What is being asked – Every line of the material is to be repeated exactly as it stands.

(Recorded data)

+ + + +

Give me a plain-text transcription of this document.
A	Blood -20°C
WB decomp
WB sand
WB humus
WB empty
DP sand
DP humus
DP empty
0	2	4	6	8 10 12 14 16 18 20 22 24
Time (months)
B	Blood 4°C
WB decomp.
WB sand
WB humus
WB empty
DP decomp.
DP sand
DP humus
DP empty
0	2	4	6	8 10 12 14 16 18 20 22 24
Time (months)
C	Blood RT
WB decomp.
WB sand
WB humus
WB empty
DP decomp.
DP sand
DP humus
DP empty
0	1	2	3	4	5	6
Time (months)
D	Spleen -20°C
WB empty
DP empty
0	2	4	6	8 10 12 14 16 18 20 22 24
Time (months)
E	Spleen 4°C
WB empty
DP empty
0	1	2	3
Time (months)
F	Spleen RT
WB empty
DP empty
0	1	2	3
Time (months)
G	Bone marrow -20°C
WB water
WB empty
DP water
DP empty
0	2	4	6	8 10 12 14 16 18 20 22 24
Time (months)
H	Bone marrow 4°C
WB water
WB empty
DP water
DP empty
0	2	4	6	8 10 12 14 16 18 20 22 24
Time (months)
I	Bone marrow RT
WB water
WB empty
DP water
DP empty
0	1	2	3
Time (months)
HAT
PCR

+ + + +

Problem solution –
Give me a plain-text transcription of this document.
A	Blood -20°C
WB decomp
WB sand
WB humus
WB empty
DP sand
DP humus
DP empty
0	2	4	6	8 10 12 14 16 18 20 22 24
Time (months)
B	Blood 4°C
WB decomp.
WB sand
WB humus
WB empty
DP decomp.
DP sand
DP humus
DP empty
0	2	4	6	8 10 12 14 16 18 20 22 24
Time (months)
C	Blood RT
WB decomp.
WB sand
WB humus
WB empty
DP decomp.
DP sand
DP humus
DP empty
0	1	2	3	4	5	6
Time (months)
D	Spleen -20°C
WB empty
DP empty
0	2	4	6	8 10 12 14 16 18 20 22 24
Time (months)
E	Spleen 4°C
WB empty
DP empty
0	1	2	3
Time (months)
F	Spleen RT
WB empty
DP empty
0	1	2	3
Time (months)
G	Bone marrow -20°C
WB water
WB empty
DP water
DP empty
0	2	4	6	8 10 12 14 16 18 20 22 24
Time (months)
H	Bone marrow 4°C
WB water
WB empty
DP water
DP empty
0	2	4	6	8 10 12 14 16 18 20 22 24
Time (months)
I	Bone marrow RT
WB water
WB empty
DP water
DP empty
0	1	2	3
Time (months)
HAT
PCR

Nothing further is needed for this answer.